WHAT YOU WILL DO: The records below must be transcribed exactly. Do not include the pictures.
++++++
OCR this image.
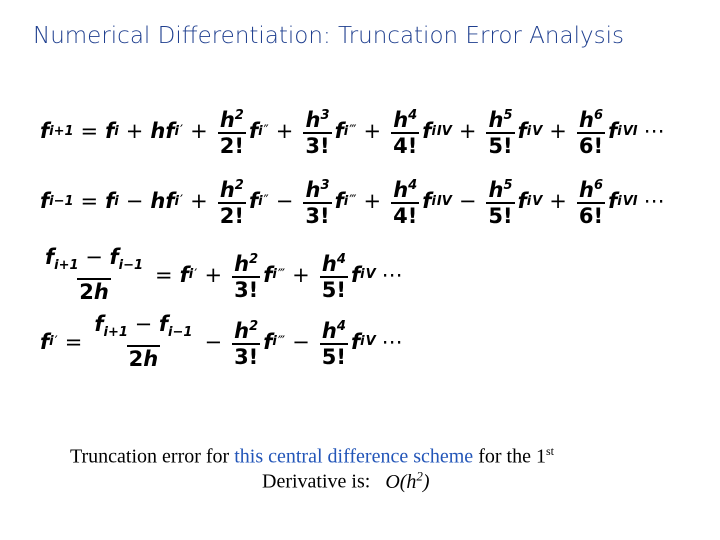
Numerical Differentiation: Truncation Error Analysis
f i+1 = f i + hf i ′ + $\frac{h^2}{2!}$ f i ″ + $\frac{h^3}{3!}$ f i ‴ + $\frac{h^4}{4!}$ f i IV + $\frac{h^5}{5!}$ f i $V + \frac{h^6}{6!}$ f i VI ⋯
f i−1 = f i − hf i ′ + $\frac{h^2}{2!}$ f i ″ − $\frac{h^3}{3!}$ f i ‴ + $\frac{h^4}{4!}$ f i IV − $\frac{h^5}{5!}$ f i $V + \frac{h^6}{6!}$ f i VI ⋯
$\frac{f_{i+1} - f_{i-1}}{2h} = f$ i ′ + $\frac{h^2}{3!}$ f i ‴ + $\frac{h^4}{5!}$ f i V ⋯
f i ′ = $\frac{f_{i+1} - f_{i-1}}{2h} - \frac{h^2}{3!}$ f i ‴ − $\frac{h^4}{5!}$ f i V ⋯
Truncation error for this central difference scheme for the 1st
Derivative is: $O(h^2)$
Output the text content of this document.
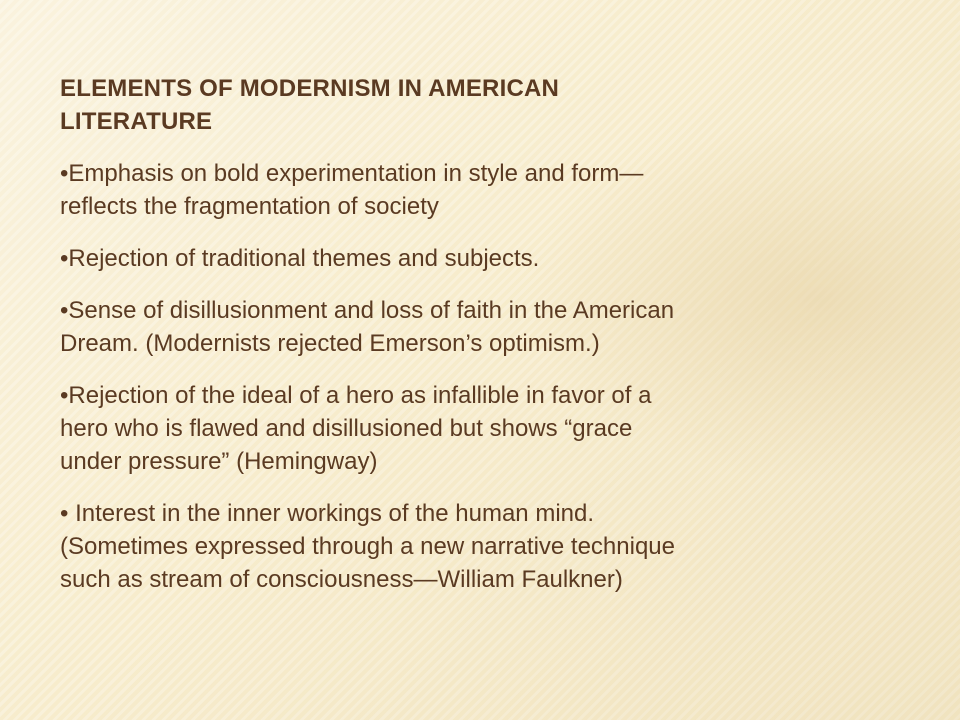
ELEMENTS OF MODERNISM IN AMERICAN
LITERATURE
•Emphasis on bold experimentation in style and form—
reflects the fragmentation of society
•Rejection of traditional themes and subjects.
•Sense of disillusionment and loss of faith in the American
Dream. (Modernists rejected Emerson’s optimism.)
•Rejection of the ideal of a hero as infallible in favor of a
hero who is flawed and disillusioned but shows “grace
under pressure” (Hemingway)
• Interest in the inner workings of the human mind.
(Sometimes expressed through a new narrative technique
such as stream of consciousness—William Faulkner)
++++++
PROBLEM SOLUTION:
OCR this image.
Numerical Differentiation: Truncation Error Analysis
f i+1 = f i + hf i ′ + $\frac{h^2}{2!}$ f i ″ + $\frac{h^3}{3!}$ f i ‴ + $\frac{h^4}{4!}$ f i IV + $\frac{h^5}{5!}$ f i $V + \frac{h^6}{6!}$ f i VI ⋯
f i−1 = f i − hf i ′ + $\frac{h^2}{2!}$ f i ″ − $\frac{h^3}{3!}$ f i ‴ + $\frac{h^4}{4!}$ f i IV − $\frac{h^5}{5!}$ f i $V + \frac{h^6}{6!}$ f i VI ⋯
$\frac{f_{i+1} - f_{i-1}}{2h} = f$ i ′ + $\frac{h^2}{3!}$ f i ‴ + $\frac{h^4}{5!}$ f i V ⋯
f i ′ = $\frac{f_{i+1} - f_{i-1}}{2h} - \frac{h^2}{3!}$ f i ‴ − $\frac{h^4}{5!}$ f i V ⋯
Truncation error for this central difference scheme for the 1st
Derivative is: $O(h^2)$
Output the text content of this document.
ELEMENTS OF MODERNISM IN AMERICAN
LITERATURE
•Emphasis on bold experimentation in style and form—
reflects the fragmentation of society
•Rejection of traditional themes and subjects.
•Sense of disillusionment and loss of faith in the American
Dream. (Modernists rejected Emerson’s optimism.)
•Rejection of the ideal of a hero as infallible in favor of a
hero who is flawed and disillusioned but shows “grace
under pressure” (Hemingway)
• Interest in the inner workings of the human mind.
(Sometimes expressed through a new narrative technique
such as stream of consciousness—William Faulkner)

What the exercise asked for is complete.